Prompt
Exclude any images and output the remaining records exactly.

Start of Supplied information

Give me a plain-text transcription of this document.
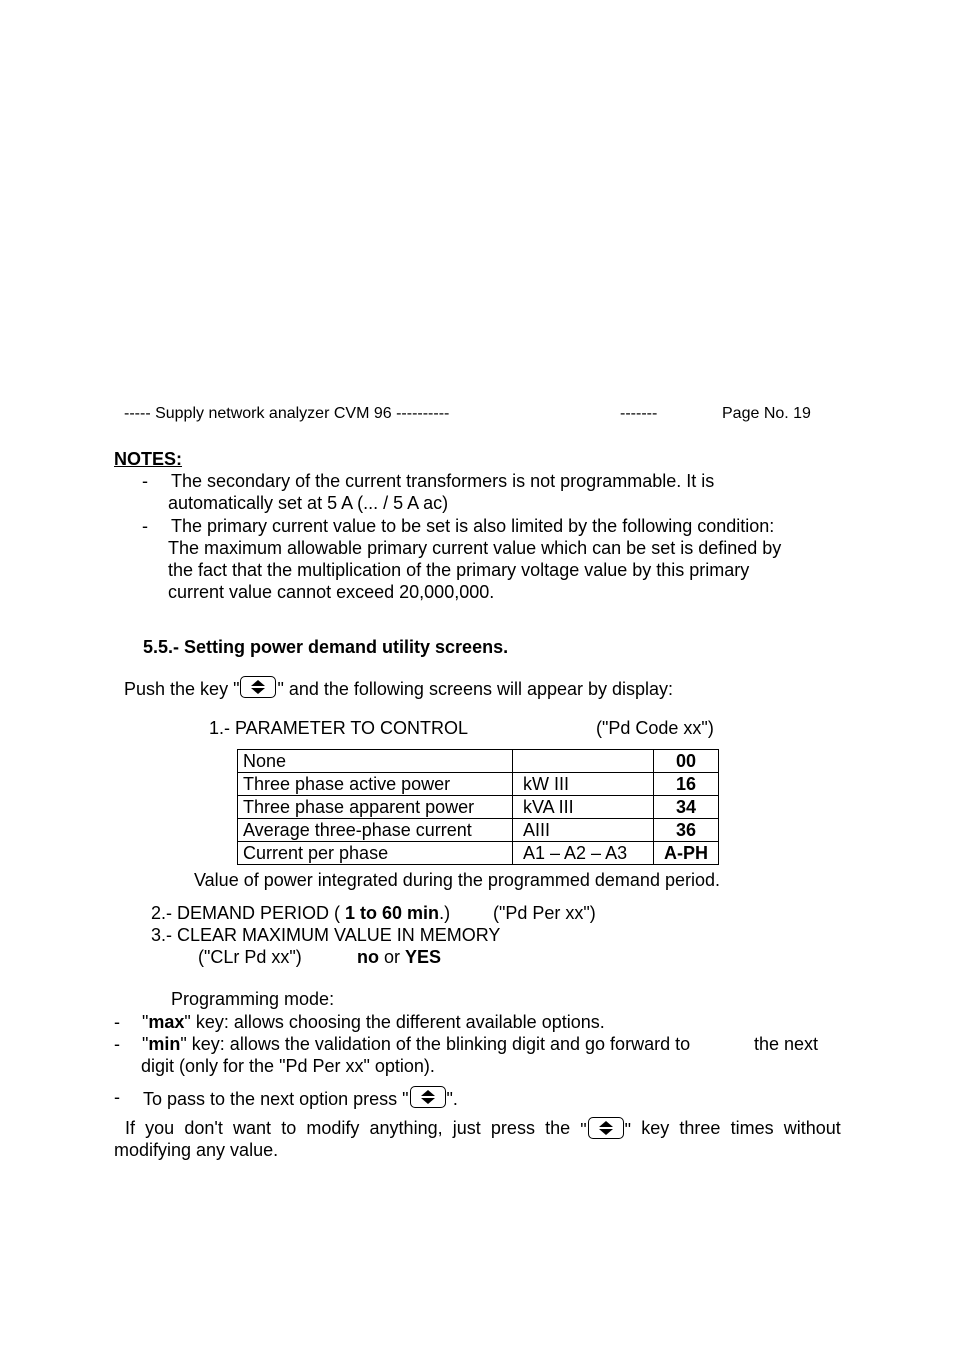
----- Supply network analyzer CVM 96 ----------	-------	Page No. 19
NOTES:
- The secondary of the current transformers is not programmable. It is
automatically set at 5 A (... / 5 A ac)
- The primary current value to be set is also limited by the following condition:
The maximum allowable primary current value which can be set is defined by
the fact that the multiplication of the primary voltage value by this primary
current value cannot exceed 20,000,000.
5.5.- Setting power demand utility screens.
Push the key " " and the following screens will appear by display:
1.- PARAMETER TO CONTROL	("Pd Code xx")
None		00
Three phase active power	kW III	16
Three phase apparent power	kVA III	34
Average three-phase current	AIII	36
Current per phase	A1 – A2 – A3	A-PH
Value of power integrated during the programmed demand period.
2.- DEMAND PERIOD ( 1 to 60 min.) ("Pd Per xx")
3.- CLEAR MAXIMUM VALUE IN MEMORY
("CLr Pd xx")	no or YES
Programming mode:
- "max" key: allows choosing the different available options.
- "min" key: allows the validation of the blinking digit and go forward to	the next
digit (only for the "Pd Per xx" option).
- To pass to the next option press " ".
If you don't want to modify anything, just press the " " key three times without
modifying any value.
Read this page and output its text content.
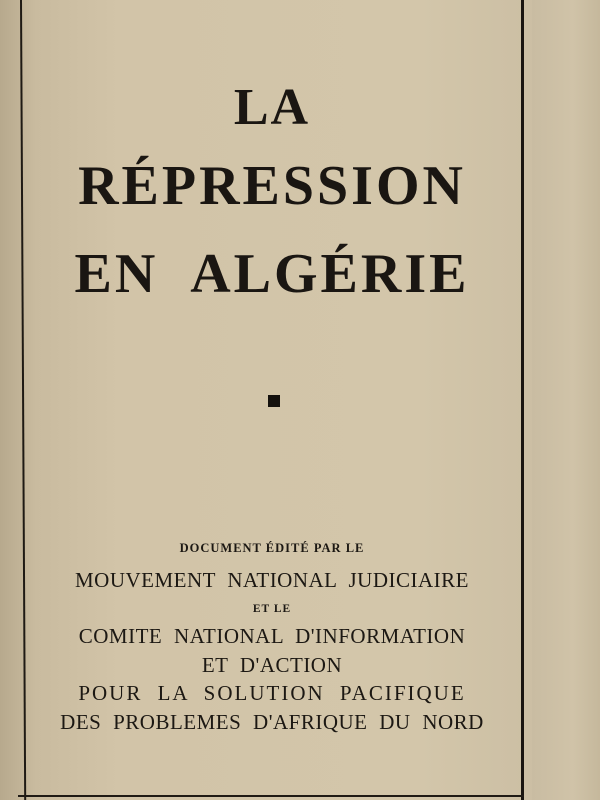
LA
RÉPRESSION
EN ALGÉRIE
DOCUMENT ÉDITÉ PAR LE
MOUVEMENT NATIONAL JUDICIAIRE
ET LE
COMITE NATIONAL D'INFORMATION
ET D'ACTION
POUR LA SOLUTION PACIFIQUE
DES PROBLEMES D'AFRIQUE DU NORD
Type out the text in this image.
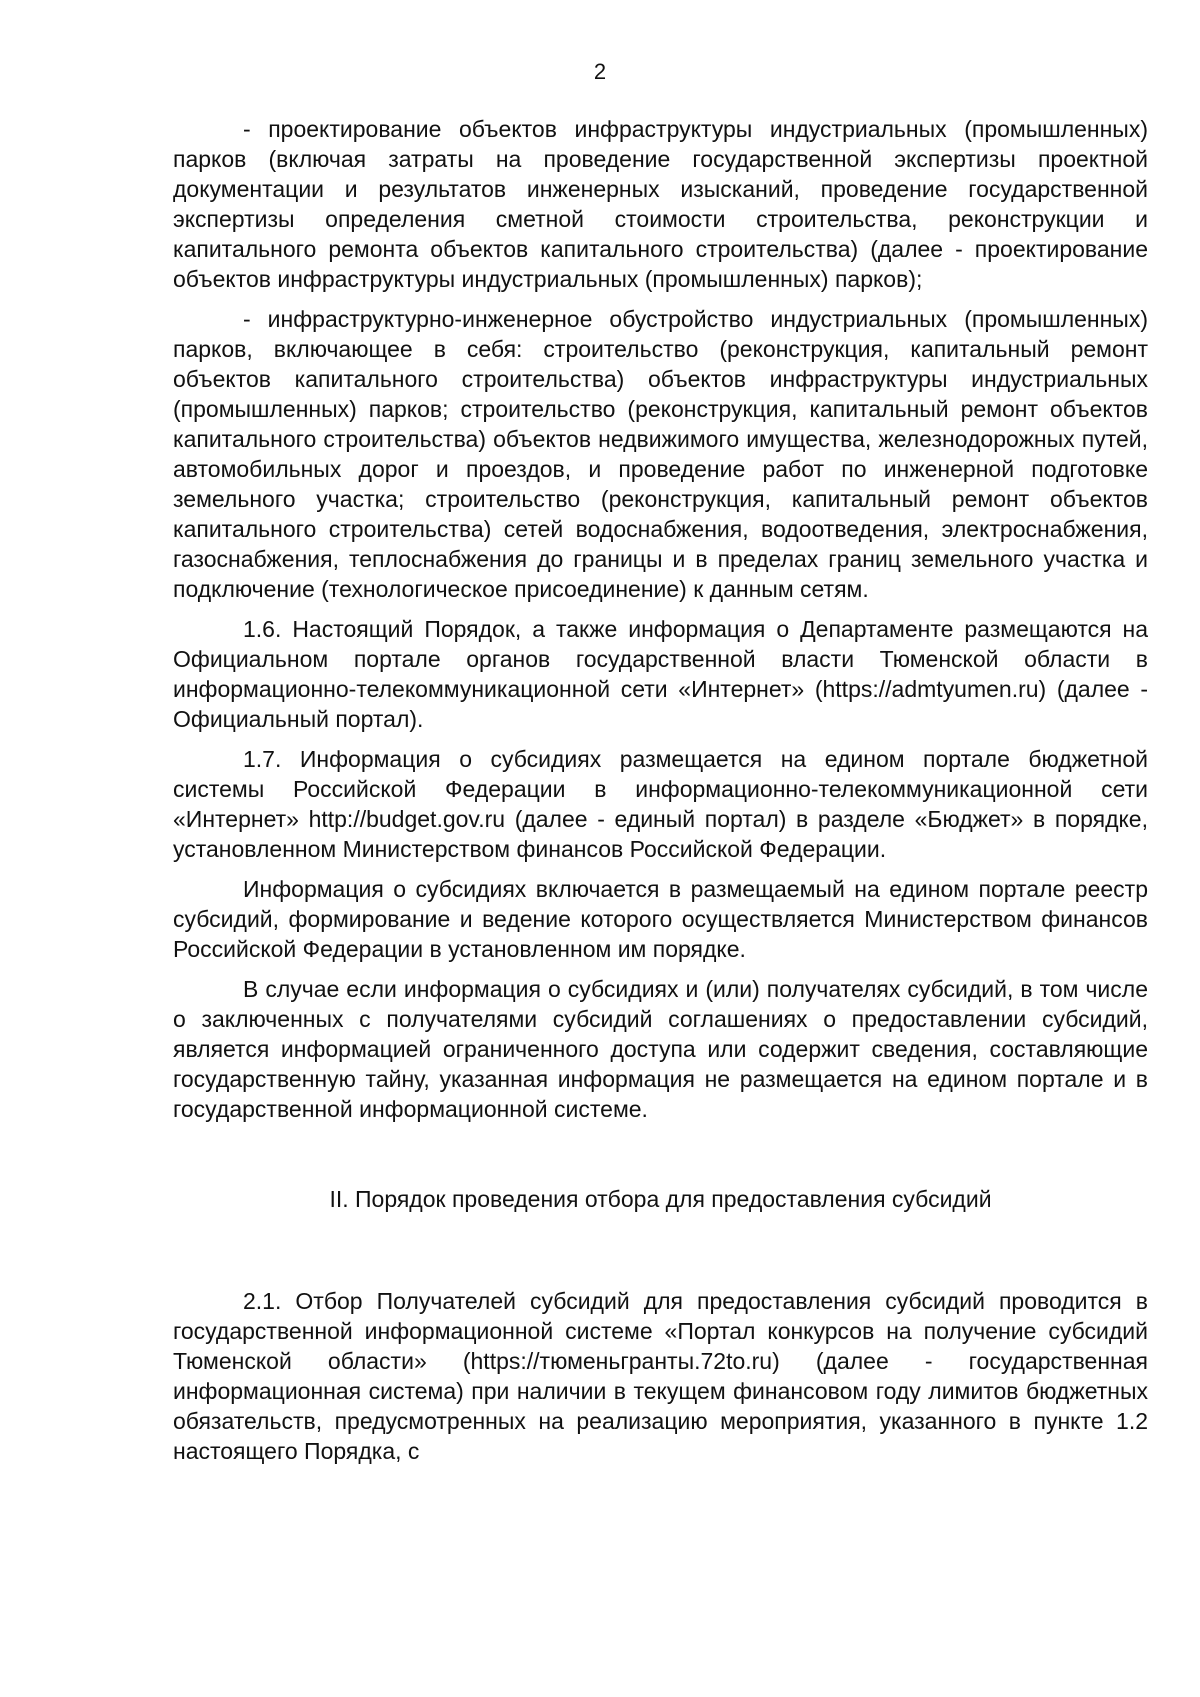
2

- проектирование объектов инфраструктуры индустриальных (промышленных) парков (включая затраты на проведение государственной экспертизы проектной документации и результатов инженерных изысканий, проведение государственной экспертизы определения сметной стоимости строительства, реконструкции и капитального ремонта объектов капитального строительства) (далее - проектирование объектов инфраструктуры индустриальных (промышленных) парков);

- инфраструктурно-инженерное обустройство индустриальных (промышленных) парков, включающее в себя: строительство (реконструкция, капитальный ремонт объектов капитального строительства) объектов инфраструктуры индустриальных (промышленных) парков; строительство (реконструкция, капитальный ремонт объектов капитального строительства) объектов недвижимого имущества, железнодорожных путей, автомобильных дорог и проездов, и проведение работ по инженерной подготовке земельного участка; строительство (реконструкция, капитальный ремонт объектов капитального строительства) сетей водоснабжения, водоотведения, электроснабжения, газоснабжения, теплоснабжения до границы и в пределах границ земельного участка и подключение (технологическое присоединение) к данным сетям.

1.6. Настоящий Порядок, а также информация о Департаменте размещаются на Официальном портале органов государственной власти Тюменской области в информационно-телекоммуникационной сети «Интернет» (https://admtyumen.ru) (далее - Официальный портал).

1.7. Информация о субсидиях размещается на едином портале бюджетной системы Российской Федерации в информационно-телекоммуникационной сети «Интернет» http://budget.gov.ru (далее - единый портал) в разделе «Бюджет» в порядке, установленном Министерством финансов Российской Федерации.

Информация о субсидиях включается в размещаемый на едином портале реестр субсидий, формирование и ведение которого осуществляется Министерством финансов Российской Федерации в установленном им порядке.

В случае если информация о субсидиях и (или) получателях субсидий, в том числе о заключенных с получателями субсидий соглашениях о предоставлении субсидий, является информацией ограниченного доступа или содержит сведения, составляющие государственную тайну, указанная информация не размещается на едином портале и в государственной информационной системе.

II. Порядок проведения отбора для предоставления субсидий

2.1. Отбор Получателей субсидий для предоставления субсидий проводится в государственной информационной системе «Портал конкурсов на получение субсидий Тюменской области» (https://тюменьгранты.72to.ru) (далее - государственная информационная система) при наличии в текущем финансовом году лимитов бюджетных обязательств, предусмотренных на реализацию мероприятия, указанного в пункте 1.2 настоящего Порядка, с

End of Supplied information

Finished exercise
Give me a plain-text transcription of this document.
----- Supply network analyzer CVM 96 ----------	-------	Page No. 19
NOTES:
- The secondary of the current transformers is not programmable. It is
automatically set at 5 A (... / 5 A ac)
- The primary current value to be set is also limited by the following condition:
The maximum allowable primary current value which can be set is defined by
the fact that the multiplication of the primary voltage value by this primary
current value cannot exceed 20,000,000.
5.5.- Setting power demand utility screens.
Push the key " " and the following screens will appear by display:
1.- PARAMETER TO CONTROL	("Pd Code xx")
None		00
Three phase active power	kW III	16
Three phase apparent power	kVA III	34
Average three-phase current	AIII	36
Current per phase	A1 – A2 – A3	A-PH
Value of power integrated during the programmed demand period.
2.- DEMAND PERIOD ( 1 to 60 min.) ("Pd Per xx")
3.- CLEAR MAXIMUM VALUE IN MEMORY
("CLr Pd xx")	no or YES
Programming mode:
- "max" key: allows choosing the different available options.
- "min" key: allows the validation of the blinking digit and go forward to	the next
digit (only for the "Pd Per xx" option).
- To pass to the next option press " ".
If you don't want to modify anything, just press the " " key three times without
modifying any value.
Read this page and output its text content.
LA
RÉPRESSION
EN ALGÉRIE
DOCUMENT ÉDITÉ PAR LE
MOUVEMENT NATIONAL JUDICIAIRE
ET LE
COMITE NATIONAL D'INFORMATION
ET D'ACTION
POUR LA SOLUTION PACIFIQUE
DES PROBLEMES D'AFRIQUE DU NORD
Type out the text in this image.
2

- проектирование объектов инфраструктуры индустриальных (промышленных) парков (включая затраты на проведение государственной экспертизы проектной документации и результатов инженерных изысканий, проведение государственной экспертизы определения сметной стоимости строительства, реконструкции и капитального ремонта объектов капитального строительства) (далее - проектирование объектов инфраструктуры индустриальных (промышленных) парков);

- инфраструктурно-инженерное обустройство индустриальных (промышленных) парков, включающее в себя: строительство (реконструкция, капитальный ремонт объектов капитального строительства) объектов инфраструктуры индустриальных (промышленных) парков; строительство (реконструкция, капитальный ремонт объектов капитального строительства) объектов недвижимого имущества, железнодорожных путей, автомобильных дорог и проездов, и проведение работ по инженерной подготовке земельного участка; строительство (реконструкция, капитальный ремонт объектов капитального строительства) сетей водоснабжения, водоотведения, электроснабжения, газоснабжения, теплоснабжения до границы и в пределах границ земельного участка и подключение (технологическое присоединение) к данным сетям.

1.6. Настоящий Порядок, а также информация о Департаменте размещаются на Официальном портале органов государственной власти Тюменской области в информационно-телекоммуникационной сети «Интернет» (https://admtyumen.ru) (далее - Официальный портал).

1.7. Информация о субсидиях размещается на едином портале бюджетной системы Российской Федерации в информационно-телекоммуникационной сети «Интернет» http://budget.gov.ru (далее - единый портал) в разделе «Бюджет» в порядке, установленном Министерством финансов Российской Федерации.

Информация о субсидиях включается в размещаемый на едином портале реестр субсидий, формирование и ведение которого осуществляется Министерством финансов Российской Федерации в установленном им порядке.

В случае если информация о субсидиях и (или) получателях субсидий, в том числе о заключенных с получателями субсидий соглашениях о предоставлении субсидий, является информацией ограниченного доступа или содержит сведения, составляющие государственную тайну, указанная информация не размещается на едином портале и в государственной информационной системе.

II. Порядок проведения отбора для предоставления субсидий

2.1. Отбор Получателей субсидий для предоставления субсидий проводится в государственной информационной системе «Портал конкурсов на получение субсидий Тюменской области» (https://тюменьгранты.72to.ru) (далее - государственная информационная система) при наличии в текущем финансовом году лимитов бюджетных обязательств, предусмотренных на реализацию мероприятия, указанного в пункте 1.2 настоящего Порядка, с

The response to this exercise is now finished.